Data items:

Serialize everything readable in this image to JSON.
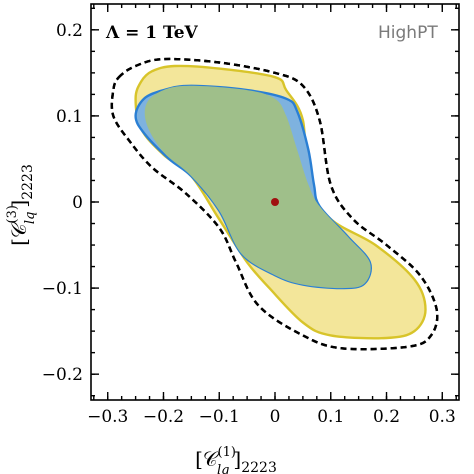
{
  "chart_data": {
    "type": "contour",
    "annotation": "Λ = 1 TeV",
    "brand": "HighPT",
    "xlabel": {
      "base": "[𝒞",
      "sup": "(1)",
      "sub": "lq",
      "tail": "]",
      "index": "2223"
    },
    "ylabel": {
      "base": "[𝒞",
      "sup": "(3)",
      "sub": "lq",
      "tail": "]",
      "index": "2223"
    },
    "xlim": [
      -0.33,
      0.33
    ],
    "ylim": [
      -0.23,
      0.23
    ],
    "xticks": [
      -0.3,
      -0.2,
      -0.1,
      0,
      0.1,
      0.2,
      0.3
    ],
    "xtick_labels": [
      "−0.3",
      "−0.2",
      "−0.1",
      "0",
      "0.1",
      "0.2",
      "0.3"
    ],
    "yticks": [
      -0.2,
      -0.1,
      0,
      0.1,
      0.2
    ],
    "ytick_labels": [
      "−0.2",
      "−0.1",
      "0",
      "0.1",
      "0.2"
    ],
    "best_fit": {
      "x": 0.0,
      "y": 0.0,
      "color": "#a01010"
    },
    "regions": [
      {
        "style": "dashed",
        "stroke": "#000000",
        "fill": "none",
        "points": [
          [
            -0.28,
            0.145
          ],
          [
            -0.25,
            0.158
          ],
          [
            -0.2,
            0.166
          ],
          [
            -0.1,
            0.162
          ],
          [
            0.0,
            0.15
          ],
          [
            0.05,
            0.135
          ],
          [
            0.08,
            0.095
          ],
          [
            0.1,
            0.02
          ],
          [
            0.14,
            -0.02
          ],
          [
            0.2,
            -0.05
          ],
          [
            0.26,
            -0.085
          ],
          [
            0.29,
            -0.125
          ],
          [
            0.28,
            -0.155
          ],
          [
            0.24,
            -0.168
          ],
          [
            0.12,
            -0.17
          ],
          [
            0.05,
            -0.155
          ],
          [
            -0.03,
            -0.12
          ],
          [
            -0.07,
            -0.07
          ],
          [
            -0.1,
            -0.03
          ],
          [
            -0.16,
            0.01
          ],
          [
            -0.22,
            0.04
          ],
          [
            -0.26,
            0.07
          ],
          [
            -0.29,
            0.1
          ],
          [
            -0.29,
            0.13
          ]
        ]
      },
      {
        "style": "solid",
        "stroke": "#d8c42a",
        "fill": "#f3e69a",
        "points": [
          [
            -0.22,
            0.152
          ],
          [
            -0.18,
            0.158
          ],
          [
            -0.1,
            0.155
          ],
          [
            0.0,
            0.145
          ],
          [
            0.02,
            0.13
          ],
          [
            0.05,
            0.095
          ],
          [
            0.06,
            0.02
          ],
          [
            0.1,
            -0.02
          ],
          [
            0.18,
            -0.05
          ],
          [
            0.25,
            -0.09
          ],
          [
            0.27,
            -0.125
          ],
          [
            0.25,
            -0.15
          ],
          [
            0.2,
            -0.158
          ],
          [
            0.1,
            -0.155
          ],
          [
            0.05,
            -0.14
          ],
          [
            -0.01,
            -0.1
          ],
          [
            -0.05,
            -0.07
          ],
          [
            -0.1,
            -0.02
          ],
          [
            -0.15,
            0.03
          ],
          [
            -0.2,
            0.055
          ],
          [
            -0.24,
            0.085
          ],
          [
            -0.25,
            0.12
          ],
          [
            -0.24,
            0.14
          ]
        ]
      },
      {
        "style": "solid",
        "stroke": "#2a7fd4",
        "fill": "#7eb2df",
        "points": [
          [
            -0.2,
            0.13
          ],
          [
            -0.15,
            0.135
          ],
          [
            -0.05,
            0.13
          ],
          [
            0.02,
            0.12
          ],
          [
            0.04,
            0.105
          ],
          [
            0.06,
            0.06
          ],
          [
            0.07,
            0.02
          ],
          [
            0.08,
            -0.005
          ],
          [
            0.13,
            -0.04
          ],
          [
            0.17,
            -0.07
          ],
          [
            0.16,
            -0.095
          ],
          [
            0.12,
            -0.1
          ],
          [
            0.05,
            -0.096
          ],
          [
            0.0,
            -0.085
          ],
          [
            -0.06,
            -0.06
          ],
          [
            -0.1,
            -0.01
          ],
          [
            -0.15,
            0.03
          ],
          [
            -0.19,
            0.05
          ],
          [
            -0.235,
            0.08
          ],
          [
            -0.25,
            0.1
          ],
          [
            -0.235,
            0.12
          ]
        ]
      },
      {
        "style": "overlap",
        "stroke": "none",
        "fill": "#9fbf8a",
        "points": [
          [
            -0.2,
            0.13
          ],
          [
            -0.15,
            0.135
          ],
          [
            -0.05,
            0.13
          ],
          [
            0.0,
            0.12
          ],
          [
            0.02,
            0.1
          ],
          [
            0.04,
            0.06
          ],
          [
            0.06,
            0.02
          ],
          [
            0.08,
            -0.005
          ],
          [
            0.13,
            -0.04
          ],
          [
            0.17,
            -0.07
          ],
          [
            0.16,
            -0.095
          ],
          [
            0.12,
            -0.1
          ],
          [
            0.05,
            -0.096
          ],
          [
            0.0,
            -0.085
          ],
          [
            -0.06,
            -0.06
          ],
          [
            -0.1,
            -0.01
          ],
          [
            -0.15,
            0.03
          ],
          [
            -0.2,
            0.058
          ],
          [
            -0.23,
            0.09
          ],
          [
            -0.23,
            0.115
          ]
        ]
      }
    ]
  }
}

YOUR OBJECTIVE:
Copy every line of the data word for word, omitting the images.

THE REPLY:
Serialize everything readable in this image to JSON.
{
  "chart_data": {
    "type": "contour",
    "annotation": "Λ = 1 TeV",
    "brand": "HighPT",
    "xlabel": {
      "base": "[𝒞",
      "sup": "(1)",
      "sub": "lq",
      "tail": "]",
      "index": "2223"
    },
    "ylabel": {
      "base": "[𝒞",
      "sup": "(3)",
      "sub": "lq",
      "tail": "]",
      "index": "2223"
    },
    "xlim": [
      -0.33,
      0.33
    ],
    "ylim": [
      -0.23,
      0.23
    ],
    "xticks": [
      -0.3,
      -0.2,
      -0.1,
      0,
      0.1,
      0.2,
      0.3
    ],
    "xtick_labels": [
      "−0.3",
      "−0.2",
      "−0.1",
      "0",
      "0.1",
      "0.2",
      "0.3"
    ],
    "yticks": [
      -0.2,
      -0.1,
      0,
      0.1,
      0.2
    ],
    "ytick_labels": [
      "−0.2",
      "−0.1",
      "0",
      "0.1",
      "0.2"
    ],
    "best_fit": {
      "x": 0.0,
      "y": 0.0,
      "color": "#a01010"
    },
    "regions": [
      {
        "style": "dashed",
        "stroke": "#000000",
        "fill": "none",
        "points": [
          [
            -0.28,
            0.145
          ],
          [
            -0.25,
            0.158
          ],
          [
            -0.2,
            0.166
          ],
          [
            -0.1,
            0.162
          ],
          [
            0.0,
            0.15
          ],
          [
            0.05,
            0.135
          ],
          [
            0.08,
            0.095
          ],
          [
            0.1,
            0.02
          ],
          [
            0.14,
            -0.02
          ],
          [
            0.2,
            -0.05
          ],
          [
            0.26,
            -0.085
          ],
          [
            0.29,
            -0.125
          ],
          [
            0.28,
            -0.155
          ],
          [
            0.24,
            -0.168
          ],
          [
            0.12,
            -0.17
          ],
          [
            0.05,
            -0.155
          ],
          [
            -0.03,
            -0.12
          ],
          [
            -0.07,
            -0.07
          ],
          [
            -0.1,
            -0.03
          ],
          [
            -0.16,
            0.01
          ],
          [
            -0.22,
            0.04
          ],
          [
            -0.26,
            0.07
          ],
          [
            -0.29,
            0.1
          ],
          [
            -0.29,
            0.13
          ]
        ]
      },
      {
        "style": "solid",
        "stroke": "#d8c42a",
        "fill": "#f3e69a",
        "points": [
          [
            -0.22,
            0.152
          ],
          [
            -0.18,
            0.158
          ],
          [
            -0.1,
            0.155
          ],
          [
            0.0,
            0.145
          ],
          [
            0.02,
            0.13
          ],
          [
            0.05,
            0.095
          ],
          [
            0.06,
            0.02
          ],
          [
            0.1,
            -0.02
          ],
          [
            0.18,
            -0.05
          ],
          [
            0.25,
            -0.09
          ],
          [
            0.27,
            -0.125
          ],
          [
            0.25,
            -0.15
          ],
          [
            0.2,
            -0.158
          ],
          [
            0.1,
            -0.155
          ],
          [
            0.05,
            -0.14
          ],
          [
            -0.01,
            -0.1
          ],
          [
            -0.05,
            -0.07
          ],
          [
            -0.1,
            -0.02
          ],
          [
            -0.15,
            0.03
          ],
          [
            -0.2,
            0.055
          ],
          [
            -0.24,
            0.085
          ],
          [
            -0.25,
            0.12
          ],
          [
            -0.24,
            0.14
          ]
        ]
      },
      {
        "style": "solid",
        "stroke": "#2a7fd4",
        "fill": "#7eb2df",
        "points": [
          [
            -0.2,
            0.13
          ],
          [
            -0.15,
            0.135
          ],
          [
            -0.05,
            0.13
          ],
          [
            0.02,
            0.12
          ],
          [
            0.04,
            0.105
          ],
          [
            0.06,
            0.06
          ],
          [
            0.07,
            0.02
          ],
          [
            0.08,
            -0.005
          ],
          [
            0.13,
            -0.04
          ],
          [
            0.17,
            -0.07
          ],
          [
            0.16,
            -0.095
          ],
          [
            0.12,
            -0.1
          ],
          [
            0.05,
            -0.096
          ],
          [
            0.0,
            -0.085
          ],
          [
            -0.06,
            -0.06
          ],
          [
            -0.1,
            -0.01
          ],
          [
            -0.15,
            0.03
          ],
          [
            -0.19,
            0.05
          ],
          [
            -0.235,
            0.08
          ],
          [
            -0.25,
            0.1
          ],
          [
            -0.235,
            0.12
          ]
        ]
      },
      {
        "style": "overlap",
        "stroke": "none",
        "fill": "#9fbf8a",
        "points": [
          [
            -0.2,
            0.13
          ],
          [
            -0.15,
            0.135
          ],
          [
            -0.05,
            0.13
          ],
          [
            0.0,
            0.12
          ],
          [
            0.02,
            0.1
          ],
          [
            0.04,
            0.06
          ],
          [
            0.06,
            0.02
          ],
          [
            0.08,
            -0.005
          ],
          [
            0.13,
            -0.04
          ],
          [
            0.17,
            -0.07
          ],
          [
            0.16,
            -0.095
          ],
          [
            0.12,
            -0.1
          ],
          [
            0.05,
            -0.096
          ],
          [
            0.0,
            -0.085
          ],
          [
            -0.06,
            -0.06
          ],
          [
            -0.1,
            -0.01
          ],
          [
            -0.15,
            0.03
          ],
          [
            -0.2,
            0.058
          ],
          [
            -0.23,
            0.09
          ],
          [
            -0.23,
            0.115
          ]
        ]
      }
    ]
  }
}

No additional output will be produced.